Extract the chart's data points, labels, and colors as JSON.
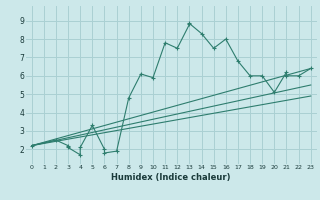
{
  "xlabel": "Humidex (Indice chaleur)",
  "ylabel": "",
  "bg_color": "#cce8ea",
  "grid_color": "#aad0d3",
  "line_color": "#2e7d6e",
  "xlim": [
    -0.5,
    23.5
  ],
  "ylim": [
    1.2,
    9.8
  ],
  "xticks": [
    0,
    1,
    2,
    3,
    4,
    5,
    6,
    7,
    8,
    9,
    10,
    11,
    12,
    13,
    14,
    15,
    16,
    17,
    18,
    19,
    20,
    21,
    22,
    23
  ],
  "yticks": [
    2,
    3,
    4,
    5,
    6,
    7,
    8,
    9
  ],
  "main_x": [
    0,
    2,
    3,
    3,
    4,
    4,
    5,
    6,
    6,
    7,
    8,
    9,
    10,
    11,
    12,
    13,
    13,
    14,
    15,
    16,
    17,
    18,
    19,
    20,
    21,
    21,
    22,
    23
  ],
  "main_y": [
    2.2,
    2.5,
    2.2,
    2.1,
    1.7,
    2.1,
    3.3,
    2.0,
    1.8,
    1.9,
    4.8,
    6.1,
    5.9,
    7.8,
    7.5,
    8.8,
    8.85,
    8.3,
    7.5,
    8.0,
    6.8,
    6.0,
    6.0,
    5.1,
    6.2,
    6.0,
    6.0,
    6.4
  ],
  "line1_x": [
    0,
    23
  ],
  "line1_y": [
    2.2,
    6.4
  ],
  "line2_x": [
    0,
    23
  ],
  "line2_y": [
    2.2,
    5.5
  ],
  "line3_x": [
    0,
    23
  ],
  "line3_y": [
    2.2,
    4.9
  ]
}
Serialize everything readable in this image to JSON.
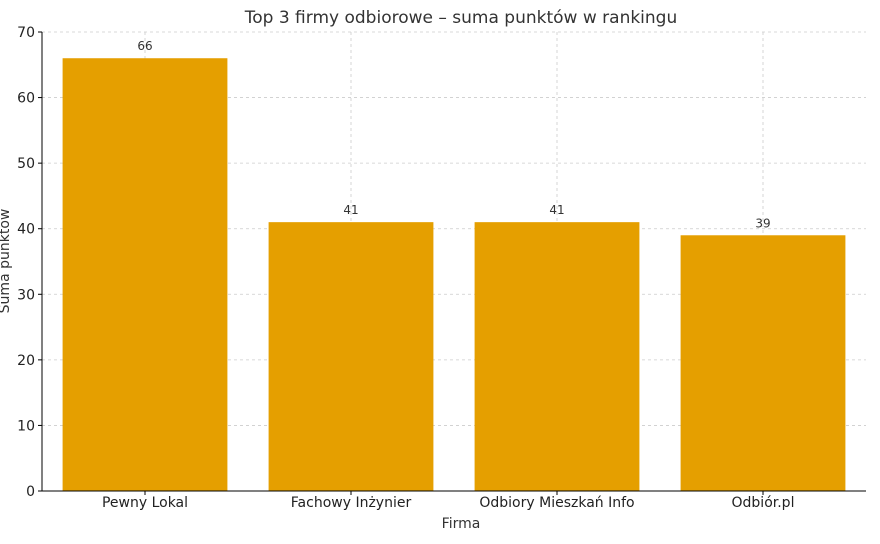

━━━━━━━━

== REQUIREMENT ==
Copy the whole of the material above exactly, but not its images.

== ANSWER TO THE TASK ==
Extract the chart's data points, labels, and colors as JSON.
{
  "xlabel": "Humidex (Indice chaleur)",
  "ylabel": "",
  "bg_color": "#cce8ea",
  "grid_color": "#aad0d3",
  "line_color": "#2e7d6e",
  "xlim": [
    -0.5,
    23.5
  ],
  "ylim": [
    1.2,
    9.8
  ],
  "xticks": [
    0,
    1,
    2,
    3,
    4,
    5,
    6,
    7,
    8,
    9,
    10,
    11,
    12,
    13,
    14,
    15,
    16,
    17,
    18,
    19,
    20,
    21,
    22,
    23
  ],
  "yticks": [
    2,
    3,
    4,
    5,
    6,
    7,
    8,
    9
  ],
  "main_x": [
    0,
    2,
    3,
    3,
    4,
    4,
    5,
    6,
    6,
    7,
    8,
    9,
    10,
    11,
    12,
    13,
    13,
    14,
    15,
    16,
    17,
    18,
    19,
    20,
    21,
    21,
    22,
    23
  ],
  "main_y": [
    2.2,
    2.5,
    2.2,
    2.1,
    1.7,
    2.1,
    3.3,
    2.0,
    1.8,
    1.9,
    4.8,
    6.1,
    5.9,
    7.8,
    7.5,
    8.8,
    8.85,
    8.3,
    7.5,
    8.0,
    6.8,
    6.0,
    6.0,
    5.1,
    6.2,
    6.0,
    6.0,
    6.4
  ],
  "line1_x": [
    0,
    23
  ],
  "line1_y": [
    2.2,
    6.4
  ],
  "line2_x": [
    0,
    23
  ],
  "line2_y": [
    2.2,
    5.5
  ],
  "line3_x": [
    0,
    23
  ],
  "line3_y": [
    2.2,
    4.9
  ]
}
Serialize everything readable in this image to JSON.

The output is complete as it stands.